-- Begin --

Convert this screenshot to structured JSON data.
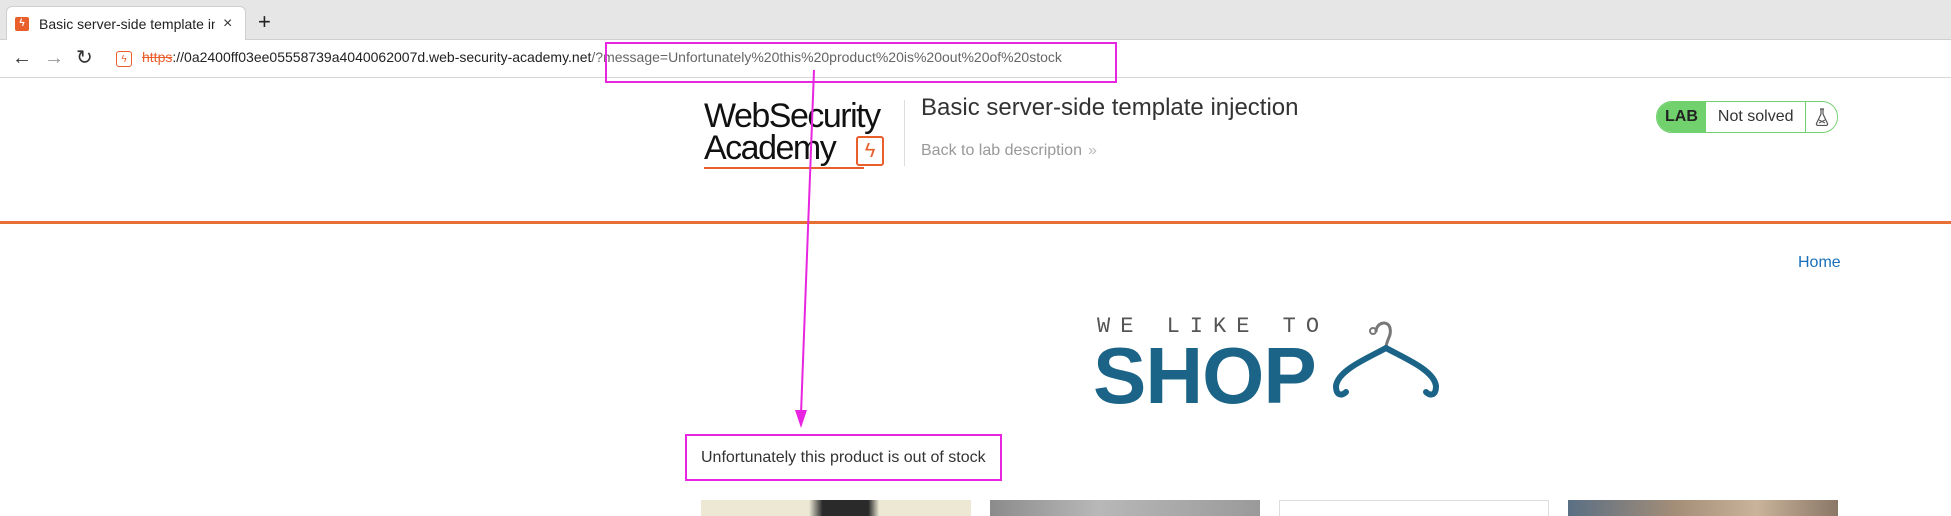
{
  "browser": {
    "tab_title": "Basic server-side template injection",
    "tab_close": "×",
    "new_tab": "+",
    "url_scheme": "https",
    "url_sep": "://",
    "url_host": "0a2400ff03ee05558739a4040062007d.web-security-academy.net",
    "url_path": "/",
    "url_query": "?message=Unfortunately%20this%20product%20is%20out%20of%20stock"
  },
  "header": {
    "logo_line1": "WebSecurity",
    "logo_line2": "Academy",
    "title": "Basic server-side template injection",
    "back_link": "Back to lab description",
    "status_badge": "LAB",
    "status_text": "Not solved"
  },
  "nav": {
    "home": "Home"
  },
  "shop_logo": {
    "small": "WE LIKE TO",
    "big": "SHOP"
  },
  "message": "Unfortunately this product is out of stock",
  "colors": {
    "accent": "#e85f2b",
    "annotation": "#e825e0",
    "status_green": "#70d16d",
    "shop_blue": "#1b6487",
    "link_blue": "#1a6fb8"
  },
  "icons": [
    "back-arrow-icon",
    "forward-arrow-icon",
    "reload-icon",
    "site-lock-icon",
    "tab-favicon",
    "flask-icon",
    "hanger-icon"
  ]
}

-- End --

Leave out the pictures and output the rest of the material exactly as written.

Convert this screenshot to structured JSON data.
{
  "browser": {
    "tab_title": "Basic server-side template injection",
    "tab_close": "×",
    "new_tab": "+",
    "url_scheme": "https",
    "url_sep": "://",
    "url_host": "0a2400ff03ee05558739a4040062007d.web-security-academy.net",
    "url_path": "/",
    "url_query": "?message=Unfortunately%20this%20product%20is%20out%20of%20stock"
  },
  "header": {
    "logo_line1": "WebSecurity",
    "logo_line2": "Academy",
    "title": "Basic server-side template injection",
    "back_link": "Back to lab description",
    "status_badge": "LAB",
    "status_text": "Not solved"
  },
  "nav": {
    "home": "Home"
  },
  "shop_logo": {
    "small": "WE LIKE TO",
    "big": "SHOP"
  },
  "message": "Unfortunately this product is out of stock",
  "colors": {
    "accent": "#e85f2b",
    "annotation": "#e825e0",
    "status_green": "#70d16d",
    "shop_blue": "#1b6487",
    "link_blue": "#1a6fb8"
  },
  "icons": [
    "back-arrow-icon",
    "forward-arrow-icon",
    "reload-icon",
    "site-lock-icon",
    "tab-favicon",
    "flask-icon",
    "hanger-icon"
  ]
}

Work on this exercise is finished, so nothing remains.